INPUT DATA>
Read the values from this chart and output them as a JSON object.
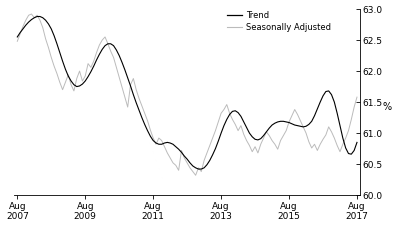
{
  "title": "",
  "ylabel": "%",
  "ylim": [
    60.0,
    63.0
  ],
  "yticks": [
    60.0,
    60.5,
    61.0,
    61.5,
    62.0,
    62.5,
    63.0
  ],
  "xtick_labels": [
    "Aug\n2007",
    "Aug\n2009",
    "Aug\n2011",
    "Aug\n2013",
    "Aug\n2015",
    "Aug\n2017"
  ],
  "legend_labels": [
    "Trend",
    "Seasonally Adjusted"
  ],
  "trend_color": "#000000",
  "seasonal_color": "#bbbbbb",
  "trend_linewidth": 0.8,
  "seasonal_linewidth": 0.7,
  "background_color": "#ffffff",
  "trend": [
    62.55,
    62.62,
    62.68,
    62.74,
    62.79,
    62.83,
    62.86,
    62.88,
    62.88,
    62.86,
    62.82,
    62.76,
    62.68,
    62.57,
    62.44,
    62.3,
    62.16,
    62.03,
    61.92,
    61.84,
    61.78,
    61.75,
    61.76,
    61.79,
    61.84,
    61.91,
    61.99,
    62.08,
    62.18,
    62.27,
    62.35,
    62.41,
    62.44,
    62.44,
    62.41,
    62.34,
    62.25,
    62.14,
    62.02,
    61.89,
    61.76,
    61.62,
    61.49,
    61.37,
    61.25,
    61.14,
    61.04,
    60.95,
    60.88,
    60.84,
    60.82,
    60.82,
    60.84,
    60.85,
    60.84,
    60.82,
    60.78,
    60.74,
    60.69,
    60.63,
    60.58,
    60.52,
    60.47,
    60.44,
    60.42,
    60.42,
    60.44,
    60.49,
    60.56,
    60.65,
    60.75,
    60.87,
    61.0,
    61.12,
    61.22,
    61.3,
    61.35,
    61.36,
    61.33,
    61.27,
    61.18,
    61.09,
    61.0,
    60.94,
    60.9,
    60.89,
    60.91,
    60.96,
    61.02,
    61.08,
    61.13,
    61.16,
    61.18,
    61.19,
    61.19,
    61.18,
    61.17,
    61.15,
    61.13,
    61.12,
    61.11,
    61.1,
    61.11,
    61.14,
    61.19,
    61.28,
    61.39,
    61.5,
    61.6,
    61.67,
    61.68,
    61.62,
    61.5,
    61.32,
    61.12,
    60.92,
    60.76,
    60.67,
    60.66,
    60.72,
    60.85
  ],
  "seasonal": [
    62.48,
    62.6,
    62.72,
    62.82,
    62.9,
    62.92,
    62.86,
    62.9,
    62.82,
    62.7,
    62.52,
    62.38,
    62.22,
    62.08,
    61.96,
    61.82,
    61.7,
    61.82,
    61.94,
    61.78,
    61.68,
    61.88,
    62.0,
    61.84,
    61.92,
    62.12,
    62.06,
    62.16,
    62.3,
    62.42,
    62.5,
    62.55,
    62.44,
    62.32,
    62.22,
    62.06,
    61.9,
    61.74,
    61.58,
    61.42,
    61.78,
    61.88,
    61.7,
    61.56,
    61.44,
    61.32,
    61.2,
    61.05,
    60.92,
    60.82,
    60.92,
    60.88,
    60.78,
    60.68,
    60.6,
    60.52,
    60.48,
    60.4,
    60.72,
    60.6,
    60.52,
    60.44,
    60.38,
    60.32,
    60.44,
    60.38,
    60.56,
    60.68,
    60.8,
    60.92,
    61.04,
    61.18,
    61.32,
    61.38,
    61.46,
    61.32,
    61.22,
    61.14,
    61.04,
    61.12,
    60.98,
    60.88,
    60.8,
    60.7,
    60.78,
    60.68,
    60.82,
    60.92,
    61.02,
    60.96,
    60.88,
    60.82,
    60.74,
    60.88,
    60.96,
    61.04,
    61.18,
    61.28,
    61.38,
    61.3,
    61.2,
    61.1,
    61.0,
    60.86,
    60.76,
    60.82,
    60.72,
    60.82,
    60.9,
    60.97,
    61.1,
    61.02,
    60.92,
    60.8,
    60.7,
    60.82,
    60.92,
    61.04,
    61.22,
    61.42,
    61.58
  ]
}
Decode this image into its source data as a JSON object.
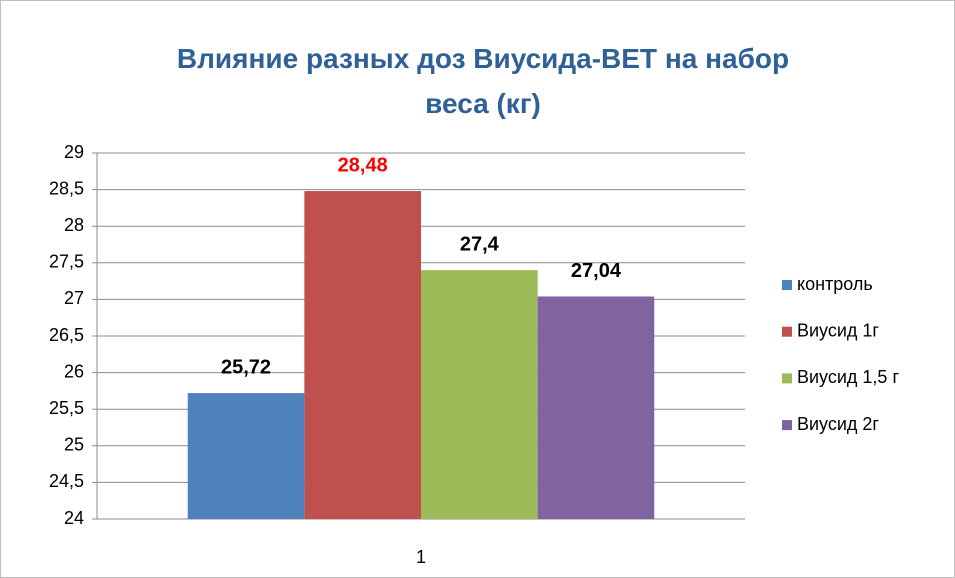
{
  "chart_data": {
    "type": "bar",
    "title": "Влияние разных доз Виусида-ВЕТ на набор веса (кг)",
    "categories": [
      "1"
    ],
    "series": [
      {
        "name": "контроль",
        "color": "#4f81bd",
        "values": [
          25.72
        ],
        "value_labels": [
          "25,72"
        ],
        "label_color": "#000000"
      },
      {
        "name": "Виусид 1г",
        "color": "#c0504d",
        "values": [
          28.48
        ],
        "value_labels": [
          "28,48"
        ],
        "label_color": "#ff0000"
      },
      {
        "name": "Виусид 1,5 г",
        "color": "#9bbb59",
        "values": [
          27.4
        ],
        "value_labels": [
          "27,4"
        ],
        "label_color": "#000000"
      },
      {
        "name": "Виусид 2г",
        "color": "#8064a2",
        "values": [
          27.04
        ],
        "value_labels": [
          "27,04"
        ],
        "label_color": "#000000"
      }
    ],
    "ylim": [
      24,
      29
    ],
    "yticks": [
      24,
      {
        "value": 24.5,
        "label": "24,5"
      },
      25,
      {
        "value": 25.5,
        "label": "25,5"
      },
      26,
      {
        "value": 26.5,
        "label": "26,5"
      },
      27,
      {
        "value": 27.5,
        "label": "27,5"
      },
      28,
      {
        "value": 28.5,
        "label": "28,5"
      },
      29
    ],
    "grid": true,
    "legend": "right"
  }
}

WHAT IS NEEDED> Only the number is wanted: how many lines in the data include the string "name"?

RESPONSE> 4